_Collected data_
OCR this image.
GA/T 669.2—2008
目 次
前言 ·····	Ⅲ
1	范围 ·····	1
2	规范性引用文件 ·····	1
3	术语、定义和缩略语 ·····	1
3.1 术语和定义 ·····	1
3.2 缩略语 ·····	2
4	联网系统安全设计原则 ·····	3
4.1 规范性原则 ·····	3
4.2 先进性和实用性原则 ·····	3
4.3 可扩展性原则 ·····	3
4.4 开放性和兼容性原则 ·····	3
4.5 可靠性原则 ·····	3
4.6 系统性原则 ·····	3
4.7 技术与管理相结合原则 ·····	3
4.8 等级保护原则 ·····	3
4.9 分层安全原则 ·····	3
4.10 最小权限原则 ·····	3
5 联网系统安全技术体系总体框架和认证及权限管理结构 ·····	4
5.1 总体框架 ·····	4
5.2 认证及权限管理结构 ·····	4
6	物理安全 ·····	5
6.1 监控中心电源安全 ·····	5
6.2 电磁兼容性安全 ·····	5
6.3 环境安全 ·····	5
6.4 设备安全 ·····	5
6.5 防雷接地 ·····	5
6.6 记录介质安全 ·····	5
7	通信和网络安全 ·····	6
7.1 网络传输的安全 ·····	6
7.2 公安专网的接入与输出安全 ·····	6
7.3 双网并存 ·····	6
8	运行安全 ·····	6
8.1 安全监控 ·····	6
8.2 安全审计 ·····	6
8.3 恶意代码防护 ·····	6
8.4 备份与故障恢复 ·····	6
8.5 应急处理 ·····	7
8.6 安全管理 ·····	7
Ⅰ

_WHAT TO DO_
Please restate the whole listing word for word.

_ANSWER TO THE PROBLEM_
OCR this image.
GA/T 669.2—2008
目 次
前言 ·····	Ⅲ
1	范围 ·····	1
2	规范性引用文件 ·····	1
3	术语、定义和缩略语 ·····	1
3.1 术语和定义 ·····	1
3.2 缩略语 ·····	2
4	联网系统安全设计原则 ·····	3
4.1 规范性原则 ·····	3
4.2 先进性和实用性原则 ·····	3
4.3 可扩展性原则 ·····	3
4.4 开放性和兼容性原则 ·····	3
4.5 可靠性原则 ·····	3
4.6 系统性原则 ·····	3
4.7 技术与管理相结合原则 ·····	3
4.8 等级保护原则 ·····	3
4.9 分层安全原则 ·····	3
4.10 最小权限原则 ·····	3
5 联网系统安全技术体系总体框架和认证及权限管理结构 ·····	4
5.1 总体框架 ·····	4
5.2 认证及权限管理结构 ·····	4
6	物理安全 ·····	5
6.1 监控中心电源安全 ·····	5
6.2 电磁兼容性安全 ·····	5
6.3 环境安全 ·····	5
6.4 设备安全 ·····	5
6.5 防雷接地 ·····	5
6.6 记录介质安全 ·····	5
7	通信和网络安全 ·····	6
7.1 网络传输的安全 ·····	6
7.2 公安专网的接入与输出安全 ·····	6
7.3 双网并存 ·····	6
8	运行安全 ·····	6
8.1 安全监控 ·····	6
8.2 安全审计 ·····	6
8.3 恶意代码防护 ·····	6
8.4 备份与故障恢复 ·····	6
8.5 应急处理 ·····	7
8.6 安全管理 ·····	7
Ⅰ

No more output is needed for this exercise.